● **Objective**: All entries must be extracted exactly, with nothing added or dropped.

start Data extract

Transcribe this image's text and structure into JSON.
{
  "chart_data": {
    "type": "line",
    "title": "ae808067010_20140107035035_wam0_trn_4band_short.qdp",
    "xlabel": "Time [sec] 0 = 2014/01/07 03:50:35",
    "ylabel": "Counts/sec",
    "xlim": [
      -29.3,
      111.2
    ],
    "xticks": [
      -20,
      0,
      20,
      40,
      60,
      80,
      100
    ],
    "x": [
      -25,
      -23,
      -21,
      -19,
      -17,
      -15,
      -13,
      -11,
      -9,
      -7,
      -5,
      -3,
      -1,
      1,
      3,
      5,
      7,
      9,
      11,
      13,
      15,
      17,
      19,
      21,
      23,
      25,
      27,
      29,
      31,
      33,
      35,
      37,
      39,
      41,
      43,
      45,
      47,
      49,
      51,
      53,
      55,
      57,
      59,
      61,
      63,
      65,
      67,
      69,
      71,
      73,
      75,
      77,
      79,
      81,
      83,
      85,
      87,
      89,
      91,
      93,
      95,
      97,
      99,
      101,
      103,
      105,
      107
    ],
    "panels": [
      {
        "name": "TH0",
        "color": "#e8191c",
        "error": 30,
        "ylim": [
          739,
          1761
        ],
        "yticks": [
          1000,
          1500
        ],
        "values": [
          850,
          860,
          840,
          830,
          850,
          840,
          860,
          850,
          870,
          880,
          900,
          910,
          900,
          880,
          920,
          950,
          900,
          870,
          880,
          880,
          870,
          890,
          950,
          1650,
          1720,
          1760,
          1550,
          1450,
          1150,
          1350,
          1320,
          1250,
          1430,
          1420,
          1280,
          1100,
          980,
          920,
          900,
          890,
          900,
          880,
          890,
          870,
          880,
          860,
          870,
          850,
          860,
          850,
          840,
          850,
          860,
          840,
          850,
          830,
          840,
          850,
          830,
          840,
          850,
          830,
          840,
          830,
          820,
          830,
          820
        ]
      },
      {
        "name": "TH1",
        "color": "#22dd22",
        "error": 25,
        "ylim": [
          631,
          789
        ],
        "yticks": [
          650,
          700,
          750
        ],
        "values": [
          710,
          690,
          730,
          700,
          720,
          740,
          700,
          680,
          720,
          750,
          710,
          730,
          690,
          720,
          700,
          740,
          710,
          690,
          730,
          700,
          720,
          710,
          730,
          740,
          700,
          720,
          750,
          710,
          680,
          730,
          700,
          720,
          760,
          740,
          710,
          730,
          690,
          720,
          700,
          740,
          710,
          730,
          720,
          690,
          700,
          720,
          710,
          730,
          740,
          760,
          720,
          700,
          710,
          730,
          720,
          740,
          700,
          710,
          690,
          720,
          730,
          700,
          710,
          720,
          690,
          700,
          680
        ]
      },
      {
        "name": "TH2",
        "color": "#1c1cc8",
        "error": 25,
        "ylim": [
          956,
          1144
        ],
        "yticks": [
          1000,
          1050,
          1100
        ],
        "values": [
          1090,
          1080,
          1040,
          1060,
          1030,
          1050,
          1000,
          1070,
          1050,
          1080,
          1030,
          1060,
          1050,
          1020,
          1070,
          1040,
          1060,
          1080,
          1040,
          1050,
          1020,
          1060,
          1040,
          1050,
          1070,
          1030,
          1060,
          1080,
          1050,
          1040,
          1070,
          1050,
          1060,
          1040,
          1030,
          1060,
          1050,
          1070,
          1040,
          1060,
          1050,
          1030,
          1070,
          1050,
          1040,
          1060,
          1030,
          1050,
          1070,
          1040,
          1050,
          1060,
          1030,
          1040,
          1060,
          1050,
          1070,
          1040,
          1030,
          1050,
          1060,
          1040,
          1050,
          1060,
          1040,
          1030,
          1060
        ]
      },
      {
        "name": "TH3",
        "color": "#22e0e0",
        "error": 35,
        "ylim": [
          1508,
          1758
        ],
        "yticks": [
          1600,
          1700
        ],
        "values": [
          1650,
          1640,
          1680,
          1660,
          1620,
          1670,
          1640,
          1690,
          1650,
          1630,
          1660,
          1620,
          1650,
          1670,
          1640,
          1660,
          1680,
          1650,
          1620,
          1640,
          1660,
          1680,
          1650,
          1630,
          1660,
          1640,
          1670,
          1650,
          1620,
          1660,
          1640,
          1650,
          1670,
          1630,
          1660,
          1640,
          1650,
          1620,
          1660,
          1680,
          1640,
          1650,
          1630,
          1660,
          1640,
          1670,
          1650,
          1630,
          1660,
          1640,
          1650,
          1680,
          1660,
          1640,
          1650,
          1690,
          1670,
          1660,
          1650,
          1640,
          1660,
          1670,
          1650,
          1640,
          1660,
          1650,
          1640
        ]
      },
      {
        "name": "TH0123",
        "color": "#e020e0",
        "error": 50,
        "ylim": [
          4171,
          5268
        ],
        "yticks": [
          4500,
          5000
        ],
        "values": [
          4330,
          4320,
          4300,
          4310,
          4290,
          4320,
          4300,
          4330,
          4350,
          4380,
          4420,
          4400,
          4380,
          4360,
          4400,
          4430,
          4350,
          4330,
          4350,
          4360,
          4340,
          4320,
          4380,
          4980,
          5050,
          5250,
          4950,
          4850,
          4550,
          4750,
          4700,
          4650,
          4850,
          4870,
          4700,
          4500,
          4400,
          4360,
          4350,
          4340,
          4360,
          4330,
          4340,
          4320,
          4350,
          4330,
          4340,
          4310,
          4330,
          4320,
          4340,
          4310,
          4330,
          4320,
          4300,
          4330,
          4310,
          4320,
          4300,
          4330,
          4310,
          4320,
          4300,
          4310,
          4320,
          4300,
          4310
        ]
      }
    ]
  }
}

end Data extract

● **Expected answer**:
Transcribe this image's text and structure into JSON.
{
  "chart_data": {
    "type": "line",
    "title": "ae808067010_20140107035035_wam0_trn_4band_short.qdp",
    "xlabel": "Time [sec] 0 = 2014/01/07 03:50:35",
    "ylabel": "Counts/sec",
    "xlim": [
      -29.3,
      111.2
    ],
    "xticks": [
      -20,
      0,
      20,
      40,
      60,
      80,
      100
    ],
    "x": [
      -25,
      -23,
      -21,
      -19,
      -17,
      -15,
      -13,
      -11,
      -9,
      -7,
      -5,
      -3,
      -1,
      1,
      3,
      5,
      7,
      9,
      11,
      13,
      15,
      17,
      19,
      21,
      23,
      25,
      27,
      29,
      31,
      33,
      35,
      37,
      39,
      41,
      43,
      45,
      47,
      49,
      51,
      53,
      55,
      57,
      59,
      61,
      63,
      65,
      67,
      69,
      71,
      73,
      75,
      77,
      79,
      81,
      83,
      85,
      87,
      89,
      91,
      93,
      95,
      97,
      99,
      101,
      103,
      105,
      107
    ],
    "panels": [
      {
        "name": "TH0",
        "color": "#e8191c",
        "error": 30,
        "ylim": [
          739,
          1761
        ],
        "yticks": [
          1000,
          1500
        ],
        "values": [
          850,
          860,
          840,
          830,
          850,
          840,
          860,
          850,
          870,
          880,
          900,
          910,
          900,
          880,
          920,
          950,
          900,
          870,
          880,
          880,
          870,
          890,
          950,
          1650,
          1720,
          1760,
          1550,
          1450,
          1150,
          1350,
          1320,
          1250,
          1430,
          1420,
          1280,
          1100,
          980,
          920,
          900,
          890,
          900,
          880,
          890,
          870,
          880,
          860,
          870,
          850,
          860,
          850,
          840,
          850,
          860,
          840,
          850,
          830,
          840,
          850,
          830,
          840,
          850,
          830,
          840,
          830,
          820,
          830,
          820
        ]
      },
      {
        "name": "TH1",
        "color": "#22dd22",
        "error": 25,
        "ylim": [
          631,
          789
        ],
        "yticks": [
          650,
          700,
          750
        ],
        "values": [
          710,
          690,
          730,
          700,
          720,
          740,
          700,
          680,
          720,
          750,
          710,
          730,
          690,
          720,
          700,
          740,
          710,
          690,
          730,
          700,
          720,
          710,
          730,
          740,
          700,
          720,
          750,
          710,
          680,
          730,
          700,
          720,
          760,
          740,
          710,
          730,
          690,
          720,
          700,
          740,
          710,
          730,
          720,
          690,
          700,
          720,
          710,
          730,
          740,
          760,
          720,
          700,
          710,
          730,
          720,
          740,
          700,
          710,
          690,
          720,
          730,
          700,
          710,
          720,
          690,
          700,
          680
        ]
      },
      {
        "name": "TH2",
        "color": "#1c1cc8",
        "error": 25,
        "ylim": [
          956,
          1144
        ],
        "yticks": [
          1000,
          1050,
          1100
        ],
        "values": [
          1090,
          1080,
          1040,
          1060,
          1030,
          1050,
          1000,
          1070,
          1050,
          1080,
          1030,
          1060,
          1050,
          1020,
          1070,
          1040,
          1060,
          1080,
          1040,
          1050,
          1020,
          1060,
          1040,
          1050,
          1070,
          1030,
          1060,
          1080,
          1050,
          1040,
          1070,
          1050,
          1060,
          1040,
          1030,
          1060,
          1050,
          1070,
          1040,
          1060,
          1050,
          1030,
          1070,
          1050,
          1040,
          1060,
          1030,
          1050,
          1070,
          1040,
          1050,
          1060,
          1030,
          1040,
          1060,
          1050,
          1070,
          1040,
          1030,
          1050,
          1060,
          1040,
          1050,
          1060,
          1040,
          1030,
          1060
        ]
      },
      {
        "name": "TH3",
        "color": "#22e0e0",
        "error": 35,
        "ylim": [
          1508,
          1758
        ],
        "yticks": [
          1600,
          1700
        ],
        "values": [
          1650,
          1640,
          1680,
          1660,
          1620,
          1670,
          1640,
          1690,
          1650,
          1630,
          1660,
          1620,
          1650,
          1670,
          1640,
          1660,
          1680,
          1650,
          1620,
          1640,
          1660,
          1680,
          1650,
          1630,
          1660,
          1640,
          1670,
          1650,
          1620,
          1660,
          1640,
          1650,
          1670,
          1630,
          1660,
          1640,
          1650,
          1620,
          1660,
          1680,
          1640,
          1650,
          1630,
          1660,
          1640,
          1670,
          1650,
          1630,
          1660,
          1640,
          1650,
          1680,
          1660,
          1640,
          1650,
          1690,
          1670,
          1660,
          1650,
          1640,
          1660,
          1670,
          1650,
          1640,
          1660,
          1650,
          1640
        ]
      },
      {
        "name": "TH0123",
        "color": "#e020e0",
        "error": 50,
        "ylim": [
          4171,
          5268
        ],
        "yticks": [
          4500,
          5000
        ],
        "values": [
          4330,
          4320,
          4300,
          4310,
          4290,
          4320,
          4300,
          4330,
          4350,
          4380,
          4420,
          4400,
          4380,
          4360,
          4400,
          4430,
          4350,
          4330,
          4350,
          4360,
          4340,
          4320,
          4380,
          4980,
          5050,
          5250,
          4950,
          4850,
          4550,
          4750,
          4700,
          4650,
          4850,
          4870,
          4700,
          4500,
          4400,
          4360,
          4350,
          4340,
          4360,
          4330,
          4340,
          4320,
          4350,
          4330,
          4340,
          4310,
          4330,
          4320,
          4340,
          4310,
          4330,
          4320,
          4300,
          4330,
          4310,
          4320,
          4300,
          4330,
          4310,
          4320,
          4300,
          4310,
          4320,
          4300,
          4310
        ]
      }
    ]
  }
}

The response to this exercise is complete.